## Challenge
Each line below should be quoted exactly, please.

## Dataset records
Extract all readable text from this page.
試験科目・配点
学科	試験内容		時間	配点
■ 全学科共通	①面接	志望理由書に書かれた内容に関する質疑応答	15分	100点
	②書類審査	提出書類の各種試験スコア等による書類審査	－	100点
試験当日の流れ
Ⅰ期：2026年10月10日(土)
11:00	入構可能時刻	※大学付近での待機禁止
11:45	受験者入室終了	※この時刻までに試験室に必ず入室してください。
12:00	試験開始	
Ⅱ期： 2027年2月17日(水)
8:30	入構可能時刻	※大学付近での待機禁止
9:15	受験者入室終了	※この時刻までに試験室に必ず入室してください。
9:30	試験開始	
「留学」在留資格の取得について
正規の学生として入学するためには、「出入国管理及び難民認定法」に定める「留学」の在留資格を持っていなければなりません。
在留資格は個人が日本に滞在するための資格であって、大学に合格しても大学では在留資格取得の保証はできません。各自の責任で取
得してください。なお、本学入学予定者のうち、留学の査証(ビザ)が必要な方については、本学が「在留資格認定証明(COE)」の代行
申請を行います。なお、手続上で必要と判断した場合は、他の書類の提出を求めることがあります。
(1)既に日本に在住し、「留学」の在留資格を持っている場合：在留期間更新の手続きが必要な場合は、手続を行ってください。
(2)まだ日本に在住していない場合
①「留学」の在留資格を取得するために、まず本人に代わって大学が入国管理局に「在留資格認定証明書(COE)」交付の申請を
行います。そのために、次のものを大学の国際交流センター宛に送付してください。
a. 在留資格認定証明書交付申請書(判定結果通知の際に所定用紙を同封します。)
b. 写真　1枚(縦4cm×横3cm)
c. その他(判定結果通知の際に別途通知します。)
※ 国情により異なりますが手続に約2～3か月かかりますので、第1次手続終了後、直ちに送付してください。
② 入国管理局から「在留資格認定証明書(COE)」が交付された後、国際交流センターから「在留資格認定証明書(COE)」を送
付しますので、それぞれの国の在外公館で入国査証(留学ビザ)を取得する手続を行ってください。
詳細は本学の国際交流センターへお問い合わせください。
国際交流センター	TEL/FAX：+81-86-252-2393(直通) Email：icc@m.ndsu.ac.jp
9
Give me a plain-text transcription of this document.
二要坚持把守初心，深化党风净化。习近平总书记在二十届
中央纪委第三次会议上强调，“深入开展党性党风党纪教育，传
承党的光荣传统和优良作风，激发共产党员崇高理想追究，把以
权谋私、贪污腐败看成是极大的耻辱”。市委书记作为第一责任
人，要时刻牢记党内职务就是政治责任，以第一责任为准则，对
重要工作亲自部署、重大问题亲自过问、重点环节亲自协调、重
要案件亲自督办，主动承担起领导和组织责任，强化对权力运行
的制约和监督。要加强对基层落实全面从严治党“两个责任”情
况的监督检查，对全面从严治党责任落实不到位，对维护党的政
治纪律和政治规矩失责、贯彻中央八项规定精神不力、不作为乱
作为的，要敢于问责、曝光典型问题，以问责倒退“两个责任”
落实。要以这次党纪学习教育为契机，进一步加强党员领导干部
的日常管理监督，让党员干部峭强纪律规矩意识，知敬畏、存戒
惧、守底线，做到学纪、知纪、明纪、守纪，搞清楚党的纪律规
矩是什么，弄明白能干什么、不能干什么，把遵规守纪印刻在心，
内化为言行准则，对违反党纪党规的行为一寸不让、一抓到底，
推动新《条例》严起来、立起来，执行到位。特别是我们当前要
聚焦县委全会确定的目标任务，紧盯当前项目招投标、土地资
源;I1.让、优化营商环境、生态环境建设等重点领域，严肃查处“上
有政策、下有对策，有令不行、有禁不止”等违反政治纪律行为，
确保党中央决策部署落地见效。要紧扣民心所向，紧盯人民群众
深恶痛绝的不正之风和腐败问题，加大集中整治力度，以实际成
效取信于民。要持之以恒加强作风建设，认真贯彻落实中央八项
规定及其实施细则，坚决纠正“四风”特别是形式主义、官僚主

## Exercise answer
Extract all readable text from this page.
試験科目・配点
学科	試験内容		時間	配点
■ 全学科共通	①面接	志望理由書に書かれた内容に関する質疑応答	15分	100点
	②書類審査	提出書類の各種試験スコア等による書類審査	－	100点
試験当日の流れ
Ⅰ期：2026年10月10日(土)
11:00	入構可能時刻	※大学付近での待機禁止
11:45	受験者入室終了	※この時刻までに試験室に必ず入室してください。
12:00	試験開始	
Ⅱ期： 2027年2月17日(水)
8:30	入構可能時刻	※大学付近での待機禁止
9:15	受験者入室終了	※この時刻までに試験室に必ず入室してください。
9:30	試験開始	
「留学」在留資格の取得について
正規の学生として入学するためには、「出入国管理及び難民認定法」に定める「留学」の在留資格を持っていなければなりません。
在留資格は個人が日本に滞在するための資格であって、大学に合格しても大学では在留資格取得の保証はできません。各自の責任で取
得してください。なお、本学入学予定者のうち、留学の査証(ビザ)が必要な方については、本学が「在留資格認定証明(COE)」の代行
申請を行います。なお、手続上で必要と判断した場合は、他の書類の提出を求めることがあります。
(1)既に日本に在住し、「留学」の在留資格を持っている場合：在留期間更新の手続きが必要な場合は、手続を行ってください。
(2)まだ日本に在住していない場合
①「留学」の在留資格を取得するために、まず本人に代わって大学が入国管理局に「在留資格認定証明書(COE)」交付の申請を
行います。そのために、次のものを大学の国際交流センター宛に送付してください。
a. 在留資格認定証明書交付申請書(判定結果通知の際に所定用紙を同封します。)
b. 写真　1枚(縦4cm×横3cm)
c. その他(判定結果通知の際に別途通知します。)
※ 国情により異なりますが手続に約2～3か月かかりますので、第1次手続終了後、直ちに送付してください。
② 入国管理局から「在留資格認定証明書(COE)」が交付された後、国際交流センターから「在留資格認定証明書(COE)」を送
付しますので、それぞれの国の在外公館で入国査証(留学ビザ)を取得する手続を行ってください。
詳細は本学の国際交流センターへお問い合わせください。
国際交流センター	TEL/FAX：+81-86-252-2393(直通) Email：icc@m.ndsu.ac.jp
9
Give me a plain-text transcription of this document.
二要坚持把守初心，深化党风净化。习近平总书记在二十届
中央纪委第三次会议上强调，“深入开展党性党风党纪教育，传
承党的光荣传统和优良作风，激发共产党员崇高理想追究，把以
权谋私、贪污腐败看成是极大的耻辱”。市委书记作为第一责任
人，要时刻牢记党内职务就是政治责任，以第一责任为准则，对
重要工作亲自部署、重大问题亲自过问、重点环节亲自协调、重
要案件亲自督办，主动承担起领导和组织责任，强化对权力运行
的制约和监督。要加强对基层落实全面从严治党“两个责任”情
况的监督检查，对全面从严治党责任落实不到位，对维护党的政
治纪律和政治规矩失责、贯彻中央八项规定精神不力、不作为乱
作为的，要敢于问责、曝光典型问题，以问责倒退“两个责任”
落实。要以这次党纪学习教育为契机，进一步加强党员领导干部
的日常管理监督，让党员干部峭强纪律规矩意识，知敬畏、存戒
惧、守底线，做到学纪、知纪、明纪、守纪，搞清楚党的纪律规
矩是什么，弄明白能干什么、不能干什么，把遵规守纪印刻在心，
内化为言行准则，对违反党纪党规的行为一寸不让、一抓到底，
推动新《条例》严起来、立起来，执行到位。特别是我们当前要
聚焦县委全会确定的目标任务，紧盯当前项目招投标、土地资
源;I1.让、优化营商环境、生态环境建设等重点领域，严肃查处“上
有政策、下有对策，有令不行、有禁不止”等违反政治纪律行为，
确保党中央决策部署落地见效。要紧扣民心所向，紧盯人民群众
深恶痛绝的不正之风和腐败问题，加大集中整治力度，以实际成
效取信于民。要持之以恒加强作风建设，认真贯彻落实中央八项
规定及其实施细则，坚决纠正“四风”特别是形式主义、官僚主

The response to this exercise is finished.